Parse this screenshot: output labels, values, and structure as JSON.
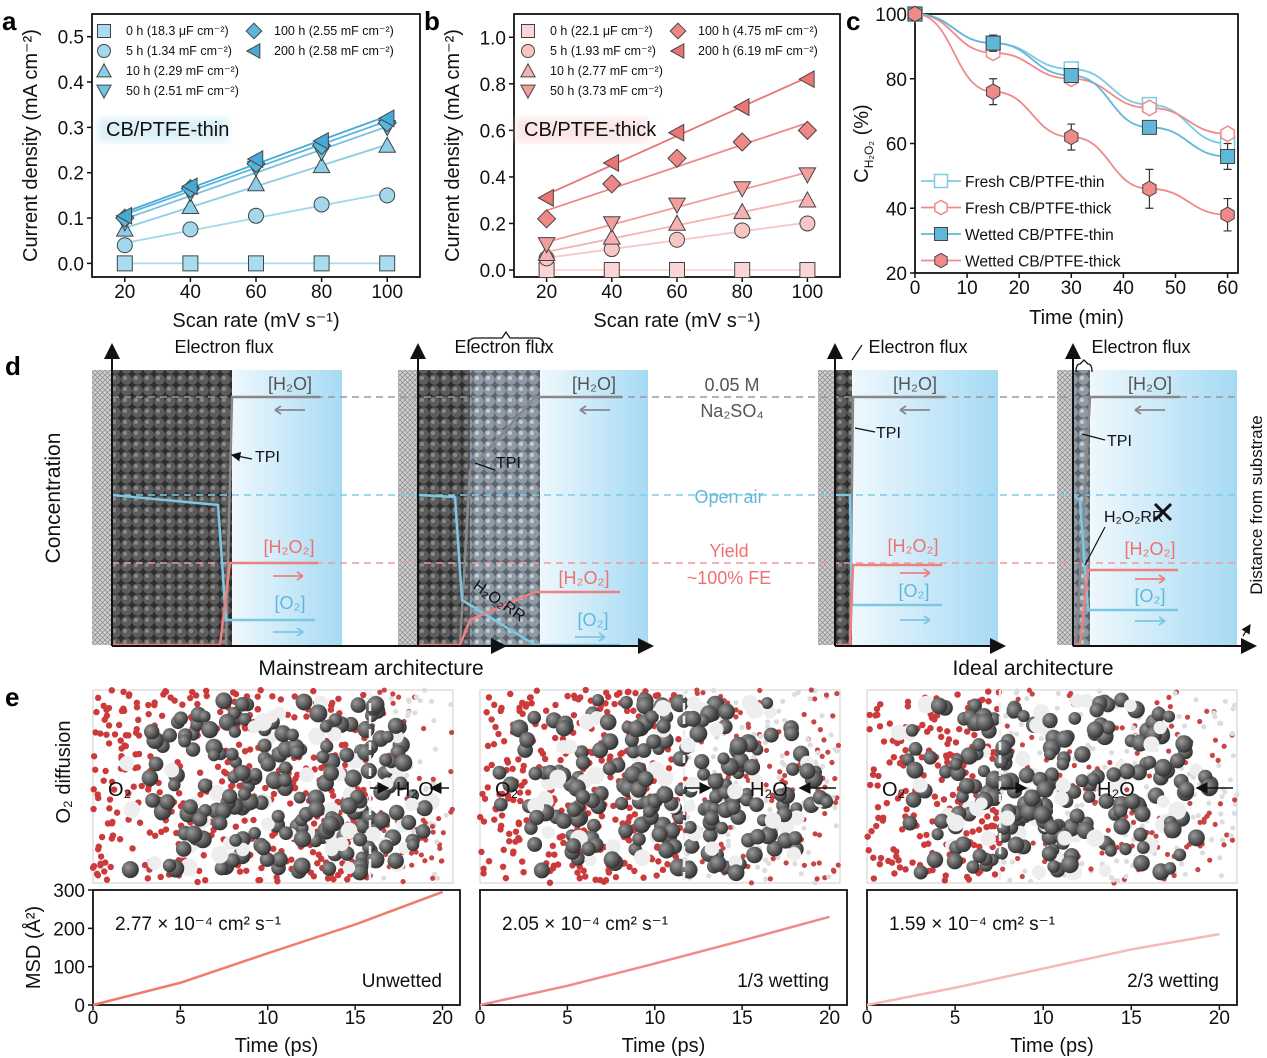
{
  "panel_labels": {
    "a": "a",
    "b": "b",
    "c": "c",
    "d": "d",
    "e": "e"
  },
  "colors": {
    "blue": "#5fb8dc",
    "blue_light": "#a9dcef",
    "red": "#ee7b7b",
    "red_light": "#f8c9c9",
    "gray": "#8a8a8a",
    "cyan_dash": "#7fcbe6",
    "pink_dash": "#f19a9a"
  },
  "chart_data": [
    {
      "id": "a",
      "type": "scatter",
      "fit_lines": true,
      "xlabel": "Scan rate (mV s⁻¹)",
      "ylabel": "Current density (mA cm⁻²)",
      "annotation": "CB/PTFE-thin",
      "xlim": [
        10,
        110
      ],
      "ylim": [
        -0.03,
        0.55
      ],
      "xticks": [
        20,
        40,
        60,
        80,
        100
      ],
      "yticks": [
        "0.0",
        "0.1",
        "0.2",
        "0.3",
        "0.4",
        "0.5"
      ],
      "legend_position": "top-left",
      "x": [
        20,
        40,
        60,
        80,
        100
      ],
      "series": [
        {
          "name": "0 h (18.3 μF cm⁻²)",
          "marker": "square",
          "color": "#a9dcef",
          "values": [
            0,
            0,
            0,
            0,
            0
          ]
        },
        {
          "name": "5 h (1.34 mF cm⁻²)",
          "marker": "circle",
          "color": "#a2d7ec",
          "values": [
            0.04,
            0.075,
            0.105,
            0.13,
            0.15
          ]
        },
        {
          "name": "10 h (2.29 mF cm⁻²)",
          "marker": "triangle-up",
          "color": "#8ccde8",
          "values": [
            0.075,
            0.125,
            0.175,
            0.215,
            0.26
          ]
        },
        {
          "name": "50 h (2.51 mF cm⁻²)",
          "marker": "triangle-down",
          "color": "#74c2e2",
          "values": [
            0.09,
            0.155,
            0.21,
            0.245,
            0.3
          ]
        },
        {
          "name": "100 h (2.55 mF cm⁻²)",
          "marker": "diamond",
          "color": "#5bb6dc",
          "values": [
            0.1,
            0.165,
            0.22,
            0.26,
            0.31
          ]
        },
        {
          "name": "200 h (2.58 mF cm⁻²)",
          "marker": "triangle-left",
          "color": "#45aad5",
          "values": [
            0.105,
            0.17,
            0.23,
            0.27,
            0.32
          ]
        }
      ]
    },
    {
      "id": "b",
      "type": "scatter",
      "fit_lines": true,
      "xlabel": "Scan rate (mV s⁻¹)",
      "ylabel": "Current density (mA cm⁻²)",
      "annotation": "CB/PTFE-thick",
      "xlim": [
        10,
        110
      ],
      "ylim": [
        -0.03,
        1.1
      ],
      "xticks": [
        20,
        40,
        60,
        80,
        100
      ],
      "yticks": [
        "0.0",
        "0.2",
        "0.4",
        "0.6",
        "0.8",
        "1.0"
      ],
      "legend_position": "top-left",
      "x": [
        20,
        40,
        60,
        80,
        100
      ],
      "series": [
        {
          "name": "0 h (22.1 μF cm⁻²)",
          "marker": "square",
          "color": "#fbd5d5",
          "values": [
            0,
            0,
            0,
            0,
            0
          ]
        },
        {
          "name": "5 h (1.93 mF cm⁻²)",
          "marker": "circle",
          "color": "#f9c6c6",
          "values": [
            0.05,
            0.09,
            0.13,
            0.17,
            0.2
          ]
        },
        {
          "name": "10 h (2.77 mF cm⁻²)",
          "marker": "triangle-up",
          "color": "#f6b2b2",
          "values": [
            0.07,
            0.14,
            0.2,
            0.25,
            0.3
          ]
        },
        {
          "name": "50 h (3.73 mF cm⁻²)",
          "marker": "triangle-down",
          "color": "#f39d9d",
          "values": [
            0.11,
            0.2,
            0.28,
            0.35,
            0.41
          ]
        },
        {
          "name": "100 h (4.75 mF cm⁻²)",
          "marker": "diamond",
          "color": "#ef8787",
          "values": [
            0.22,
            0.37,
            0.48,
            0.55,
            0.6
          ]
        },
        {
          "name": "200 h (6.19 mF cm⁻²)",
          "marker": "triangle-left",
          "color": "#eb7575",
          "values": [
            0.31,
            0.46,
            0.59,
            0.7,
            0.82
          ]
        }
      ]
    },
    {
      "id": "c",
      "type": "line",
      "xlabel": "Time (min)",
      "ylabel": "C",
      "ylabel_sub": "H₂O₂",
      "ylabel_unit": " (%)",
      "xlim": [
        0,
        62
      ],
      "ylim": [
        20,
        100
      ],
      "xticks": [
        0,
        10,
        20,
        30,
        40,
        50,
        60
      ],
      "yticks": [
        20,
        40,
        60,
        80,
        100
      ],
      "legend_position": "bottom-left",
      "x": [
        0,
        15,
        30,
        45,
        60
      ],
      "series": [
        {
          "name": "Fresh CB/PTFE-thin",
          "marker": "square-open",
          "color": "#7ccbe3",
          "values": [
            100,
            91,
            83,
            72,
            60
          ],
          "err": [
            0,
            1.5,
            1.5,
            2,
            2
          ]
        },
        {
          "name": "Fresh CB/PTFE-thick",
          "marker": "hexagon-open",
          "color": "#f08a8a",
          "values": [
            100,
            88,
            80,
            71,
            63
          ],
          "err": [
            0,
            1.5,
            1,
            1.5,
            1.5
          ]
        },
        {
          "name": "Wetted CB/PTFE-thin",
          "marker": "square",
          "color": "#5fb8dc",
          "values": [
            100,
            91,
            81,
            65,
            56
          ],
          "err": [
            0,
            2.5,
            2,
            2,
            4
          ]
        },
        {
          "name": "Wetted CB/PTFE-thick",
          "marker": "hexagon",
          "color": "#f08a8a",
          "values": [
            100,
            76,
            62,
            46,
            38
          ],
          "err": [
            0,
            4,
            4,
            6,
            5
          ]
        }
      ]
    },
    {
      "id": "e1",
      "type": "line",
      "xlabel": "Time (ps)",
      "ylabel": "MSD (Å²)",
      "xlim": [
        0,
        21
      ],
      "ylim": [
        0,
        300
      ],
      "xticks": [
        0,
        5,
        10,
        15,
        20
      ],
      "yticks": [
        0,
        100,
        200,
        300
      ],
      "annotation": "2.77 × 10⁻⁴ cm² s⁻¹",
      "label": "Unwetted",
      "color": "#ee7b6b",
      "x": [
        0,
        5,
        10,
        15,
        20
      ],
      "values": [
        0,
        58,
        135,
        210,
        295
      ]
    },
    {
      "id": "e2",
      "type": "line",
      "xlabel": "Time (ps)",
      "xlim": [
        0,
        21
      ],
      "ylim": [
        0,
        300
      ],
      "xticks": [
        0,
        5,
        10,
        15,
        20
      ],
      "annotation": "2.05 × 10⁻⁴ cm² s⁻¹",
      "label": "1/3 wetting",
      "color": "#f08a86",
      "x": [
        0,
        5,
        10,
        15,
        20
      ],
      "values": [
        0,
        50,
        108,
        168,
        230
      ]
    },
    {
      "id": "e3",
      "type": "line",
      "xlabel": "Time (ps)",
      "xlim": [
        0,
        21
      ],
      "ylim": [
        0,
        300
      ],
      "xticks": [
        0,
        5,
        10,
        15,
        20
      ],
      "annotation": "1.59 × 10⁻⁴ cm² s⁻¹",
      "label": "2/3 wetting",
      "color": "#f6b8b8",
      "x": [
        0,
        5,
        10,
        15,
        20
      ],
      "values": [
        0,
        45,
        95,
        145,
        185
      ]
    }
  ],
  "diagram_d": {
    "ylabel": "Concentration",
    "right_axis_label": "Distance from substrate",
    "electron_flux": "Electron flux",
    "h2o": "[H₂O]",
    "h2o2": "[H₂O₂]",
    "o2": "[O₂]",
    "tpi": "TPI",
    "h2o2rr": "H₂O₂RR",
    "electrolyte_line1": "0.05 M",
    "electrolyte_line2": "Na₂SO₄",
    "open_air": "Open air",
    "yield_line1": "Yield",
    "yield_line2": "~100% FE",
    "mainstream": "Mainstream architecture",
    "ideal": "Ideal architecture",
    "blocked_icon": "x-mark-icon"
  },
  "panel_e_images": {
    "ylabel": "O₂ diffusion",
    "o2": "O₂",
    "h2o": "H₂O"
  }
}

Problem details >> Select and copy every line of the listing with the word "annotation".

Result of the exercise >>
      "annotation": "CB/PTFE-thin",
      "annotation": "CB/PTFE-thick",
      "annotation": "2.77 × 10⁻⁴ cm² s⁻¹",
      "annotation": "2.05 × 10⁻⁴ cm² s⁻¹",
      "annotation": "1.59 × 10⁻⁴ cm² s⁻¹",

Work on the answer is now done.